→ Directions: Quote the listing below in its entirety.

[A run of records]
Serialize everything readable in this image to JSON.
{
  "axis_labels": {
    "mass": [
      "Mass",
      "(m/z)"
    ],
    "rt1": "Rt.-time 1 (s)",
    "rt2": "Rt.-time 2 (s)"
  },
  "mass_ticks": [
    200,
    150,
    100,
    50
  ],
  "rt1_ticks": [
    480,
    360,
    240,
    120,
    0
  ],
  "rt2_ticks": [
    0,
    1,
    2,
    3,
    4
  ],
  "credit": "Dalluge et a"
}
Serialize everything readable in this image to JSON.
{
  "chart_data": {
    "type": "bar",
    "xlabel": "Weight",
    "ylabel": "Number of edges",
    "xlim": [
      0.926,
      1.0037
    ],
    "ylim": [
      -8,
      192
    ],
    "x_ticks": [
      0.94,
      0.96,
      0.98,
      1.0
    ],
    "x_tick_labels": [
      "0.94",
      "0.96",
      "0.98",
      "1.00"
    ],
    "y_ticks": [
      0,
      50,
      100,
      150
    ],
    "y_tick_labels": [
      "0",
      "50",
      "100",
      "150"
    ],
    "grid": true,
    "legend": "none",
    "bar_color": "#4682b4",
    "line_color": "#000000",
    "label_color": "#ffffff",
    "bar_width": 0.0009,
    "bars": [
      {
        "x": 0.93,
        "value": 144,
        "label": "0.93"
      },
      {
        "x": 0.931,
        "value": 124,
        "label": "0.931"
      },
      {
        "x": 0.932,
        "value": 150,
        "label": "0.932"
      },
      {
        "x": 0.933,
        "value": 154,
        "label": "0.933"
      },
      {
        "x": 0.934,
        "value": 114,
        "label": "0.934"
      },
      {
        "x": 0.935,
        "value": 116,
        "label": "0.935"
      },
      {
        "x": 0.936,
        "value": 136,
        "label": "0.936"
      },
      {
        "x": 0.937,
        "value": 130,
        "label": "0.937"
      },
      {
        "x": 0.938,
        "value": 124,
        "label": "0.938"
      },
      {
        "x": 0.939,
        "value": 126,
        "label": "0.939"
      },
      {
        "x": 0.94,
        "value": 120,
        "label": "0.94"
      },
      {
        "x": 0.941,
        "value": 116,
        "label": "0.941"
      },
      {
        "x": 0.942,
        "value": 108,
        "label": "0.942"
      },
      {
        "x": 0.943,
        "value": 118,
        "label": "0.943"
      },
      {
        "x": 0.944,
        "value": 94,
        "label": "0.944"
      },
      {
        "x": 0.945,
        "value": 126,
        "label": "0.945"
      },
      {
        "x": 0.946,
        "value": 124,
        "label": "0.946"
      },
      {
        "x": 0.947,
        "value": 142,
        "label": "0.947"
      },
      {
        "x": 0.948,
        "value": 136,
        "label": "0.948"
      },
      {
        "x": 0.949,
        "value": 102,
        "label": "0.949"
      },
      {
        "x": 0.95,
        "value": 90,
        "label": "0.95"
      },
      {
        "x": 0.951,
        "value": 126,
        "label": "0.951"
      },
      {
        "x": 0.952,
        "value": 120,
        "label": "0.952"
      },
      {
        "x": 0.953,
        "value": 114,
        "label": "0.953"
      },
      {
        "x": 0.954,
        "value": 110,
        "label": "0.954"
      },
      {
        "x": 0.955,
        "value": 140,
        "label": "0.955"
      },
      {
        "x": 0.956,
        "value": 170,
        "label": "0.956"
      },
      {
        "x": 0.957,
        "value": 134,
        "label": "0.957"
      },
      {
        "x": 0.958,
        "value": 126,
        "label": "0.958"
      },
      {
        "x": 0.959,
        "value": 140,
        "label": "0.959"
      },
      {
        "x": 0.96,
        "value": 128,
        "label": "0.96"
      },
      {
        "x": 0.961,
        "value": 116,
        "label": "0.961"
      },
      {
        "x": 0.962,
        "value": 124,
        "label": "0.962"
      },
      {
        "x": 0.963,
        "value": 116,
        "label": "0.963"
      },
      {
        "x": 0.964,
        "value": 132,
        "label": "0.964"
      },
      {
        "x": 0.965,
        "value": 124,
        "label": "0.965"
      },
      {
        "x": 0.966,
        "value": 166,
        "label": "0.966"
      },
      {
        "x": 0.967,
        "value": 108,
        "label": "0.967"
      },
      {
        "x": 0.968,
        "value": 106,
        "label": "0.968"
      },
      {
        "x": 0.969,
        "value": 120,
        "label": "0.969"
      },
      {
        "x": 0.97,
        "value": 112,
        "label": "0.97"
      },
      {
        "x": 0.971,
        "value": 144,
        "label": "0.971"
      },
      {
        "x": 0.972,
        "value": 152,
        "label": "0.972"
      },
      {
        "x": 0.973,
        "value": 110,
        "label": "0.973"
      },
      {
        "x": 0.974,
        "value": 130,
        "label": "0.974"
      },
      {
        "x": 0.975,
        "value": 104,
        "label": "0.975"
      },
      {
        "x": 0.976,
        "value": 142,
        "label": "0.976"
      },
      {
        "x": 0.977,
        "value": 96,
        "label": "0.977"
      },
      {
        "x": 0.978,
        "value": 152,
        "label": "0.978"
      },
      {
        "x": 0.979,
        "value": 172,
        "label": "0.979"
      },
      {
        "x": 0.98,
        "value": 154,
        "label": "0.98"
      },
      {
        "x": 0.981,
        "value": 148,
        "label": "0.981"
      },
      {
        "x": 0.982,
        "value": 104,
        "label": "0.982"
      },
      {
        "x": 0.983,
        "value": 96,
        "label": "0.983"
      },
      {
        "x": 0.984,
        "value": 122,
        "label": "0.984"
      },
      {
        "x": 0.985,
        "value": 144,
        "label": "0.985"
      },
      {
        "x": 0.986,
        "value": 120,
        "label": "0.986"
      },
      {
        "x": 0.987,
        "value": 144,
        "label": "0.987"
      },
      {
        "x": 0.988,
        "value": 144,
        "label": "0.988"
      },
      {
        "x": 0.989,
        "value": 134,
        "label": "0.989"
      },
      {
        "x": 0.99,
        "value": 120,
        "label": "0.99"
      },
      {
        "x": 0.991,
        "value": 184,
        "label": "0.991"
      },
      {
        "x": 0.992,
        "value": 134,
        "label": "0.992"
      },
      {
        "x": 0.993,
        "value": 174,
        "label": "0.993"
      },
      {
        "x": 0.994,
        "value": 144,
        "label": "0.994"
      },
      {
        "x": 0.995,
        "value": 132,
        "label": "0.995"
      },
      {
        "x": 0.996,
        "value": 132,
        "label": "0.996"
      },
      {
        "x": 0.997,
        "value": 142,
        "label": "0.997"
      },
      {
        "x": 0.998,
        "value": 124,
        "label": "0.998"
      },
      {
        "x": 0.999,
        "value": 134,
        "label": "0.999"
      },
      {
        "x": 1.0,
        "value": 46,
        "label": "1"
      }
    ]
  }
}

→ Exercise answer:
Serialize everything readable in this image to JSON.
{
  "axis_labels": {
    "mass": [
      "Mass",
      "(m/z)"
    ],
    "rt1": "Rt.-time 1 (s)",
    "rt2": "Rt.-time 2 (s)"
  },
  "mass_ticks": [
    200,
    150,
    100,
    50
  ],
  "rt1_ticks": [
    480,
    360,
    240,
    120,
    0
  ],
  "rt2_ticks": [
    0,
    1,
    2,
    3,
    4
  ],
  "credit": "Dalluge et a"
}
Serialize everything readable in this image to JSON.
{
  "chart_data": {
    "type": "bar",
    "xlabel": "Weight",
    "ylabel": "Number of edges",
    "xlim": [
      0.926,
      1.0037
    ],
    "ylim": [
      -8,
      192
    ],
    "x_ticks": [
      0.94,
      0.96,
      0.98,
      1.0
    ],
    "x_tick_labels": [
      "0.94",
      "0.96",
      "0.98",
      "1.00"
    ],
    "y_ticks": [
      0,
      50,
      100,
      150
    ],
    "y_tick_labels": [
      "0",
      "50",
      "100",
      "150"
    ],
    "grid": true,
    "legend": "none",
    "bar_color": "#4682b4",
    "line_color": "#000000",
    "label_color": "#ffffff",
    "bar_width": 0.0009,
    "bars": [
      {
        "x": 0.93,
        "value": 144,
        "label": "0.93"
      },
      {
        "x": 0.931,
        "value": 124,
        "label": "0.931"
      },
      {
        "x": 0.932,
        "value": 150,
        "label": "0.932"
      },
      {
        "x": 0.933,
        "value": 154,
        "label": "0.933"
      },
      {
        "x": 0.934,
        "value": 114,
        "label": "0.934"
      },
      {
        "x": 0.935,
        "value": 116,
        "label": "0.935"
      },
      {
        "x": 0.936,
        "value": 136,
        "label": "0.936"
      },
      {
        "x": 0.937,
        "value": 130,
        "label": "0.937"
      },
      {
        "x": 0.938,
        "value": 124,
        "label": "0.938"
      },
      {
        "x": 0.939,
        "value": 126,
        "label": "0.939"
      },
      {
        "x": 0.94,
        "value": 120,
        "label": "0.94"
      },
      {
        "x": 0.941,
        "value": 116,
        "label": "0.941"
      },
      {
        "x": 0.942,
        "value": 108,
        "label": "0.942"
      },
      {
        "x": 0.943,
        "value": 118,
        "label": "0.943"
      },
      {
        "x": 0.944,
        "value": 94,
        "label": "0.944"
      },
      {
        "x": 0.945,
        "value": 126,
        "label": "0.945"
      },
      {
        "x": 0.946,
        "value": 124,
        "label": "0.946"
      },
      {
        "x": 0.947,
        "value": 142,
        "label": "0.947"
      },
      {
        "x": 0.948,
        "value": 136,
        "label": "0.948"
      },
      {
        "x": 0.949,
        "value": 102,
        "label": "0.949"
      },
      {
        "x": 0.95,
        "value": 90,
        "label": "0.95"
      },
      {
        "x": 0.951,
        "value": 126,
        "label": "0.951"
      },
      {
        "x": 0.952,
        "value": 120,
        "label": "0.952"
      },
      {
        "x": 0.953,
        "value": 114,
        "label": "0.953"
      },
      {
        "x": 0.954,
        "value": 110,
        "label": "0.954"
      },
      {
        "x": 0.955,
        "value": 140,
        "label": "0.955"
      },
      {
        "x": 0.956,
        "value": 170,
        "label": "0.956"
      },
      {
        "x": 0.957,
        "value": 134,
        "label": "0.957"
      },
      {
        "x": 0.958,
        "value": 126,
        "label": "0.958"
      },
      {
        "x": 0.959,
        "value": 140,
        "label": "0.959"
      },
      {
        "x": 0.96,
        "value": 128,
        "label": "0.96"
      },
      {
        "x": 0.961,
        "value": 116,
        "label": "0.961"
      },
      {
        "x": 0.962,
        "value": 124,
        "label": "0.962"
      },
      {
        "x": 0.963,
        "value": 116,
        "label": "0.963"
      },
      {
        "x": 0.964,
        "value": 132,
        "label": "0.964"
      },
      {
        "x": 0.965,
        "value": 124,
        "label": "0.965"
      },
      {
        "x": 0.966,
        "value": 166,
        "label": "0.966"
      },
      {
        "x": 0.967,
        "value": 108,
        "label": "0.967"
      },
      {
        "x": 0.968,
        "value": 106,
        "label": "0.968"
      },
      {
        "x": 0.969,
        "value": 120,
        "label": "0.969"
      },
      {
        "x": 0.97,
        "value": 112,
        "label": "0.97"
      },
      {
        "x": 0.971,
        "value": 144,
        "label": "0.971"
      },
      {
        "x": 0.972,
        "value": 152,
        "label": "0.972"
      },
      {
        "x": 0.973,
        "value": 110,
        "label": "0.973"
      },
      {
        "x": 0.974,
        "value": 130,
        "label": "0.974"
      },
      {
        "x": 0.975,
        "value": 104,
        "label": "0.975"
      },
      {
        "x": 0.976,
        "value": 142,
        "label": "0.976"
      },
      {
        "x": 0.977,
        "value": 96,
        "label": "0.977"
      },
      {
        "x": 0.978,
        "value": 152,
        "label": "0.978"
      },
      {
        "x": 0.979,
        "value": 172,
        "label": "0.979"
      },
      {
        "x": 0.98,
        "value": 154,
        "label": "0.98"
      },
      {
        "x": 0.981,
        "value": 148,
        "label": "0.981"
      },
      {
        "x": 0.982,
        "value": 104,
        "label": "0.982"
      },
      {
        "x": 0.983,
        "value": 96,
        "label": "0.983"
      },
      {
        "x": 0.984,
        "value": 122,
        "label": "0.984"
      },
      {
        "x": 0.985,
        "value": 144,
        "label": "0.985"
      },
      {
        "x": 0.986,
        "value": 120,
        "label": "0.986"
      },
      {
        "x": 0.987,
        "value": 144,
        "label": "0.987"
      },
      {
        "x": 0.988,
        "value": 144,
        "label": "0.988"
      },
      {
        "x": 0.989,
        "value": 134,
        "label": "0.989"
      },
      {
        "x": 0.99,
        "value": 120,
        "label": "0.99"
      },
      {
        "x": 0.991,
        "value": 184,
        "label": "0.991"
      },
      {
        "x": 0.992,
        "value": 134,
        "label": "0.992"
      },
      {
        "x": 0.993,
        "value": 174,
        "label": "0.993"
      },
      {
        "x": 0.994,
        "value": 144,
        "label": "0.994"
      },
      {
        "x": 0.995,
        "value": 132,
        "label": "0.995"
      },
      {
        "x": 0.996,
        "value": 132,
        "label": "0.996"
      },
      {
        "x": 0.997,
        "value": 142,
        "label": "0.997"
      },
      {
        "x": 0.998,
        "value": 124,
        "label": "0.998"
      },
      {
        "x": 0.999,
        "value": 134,
        "label": "0.999"
      },
      {
        "x": 1.0,
        "value": 46,
        "label": "1"
      }
    ]
  }
}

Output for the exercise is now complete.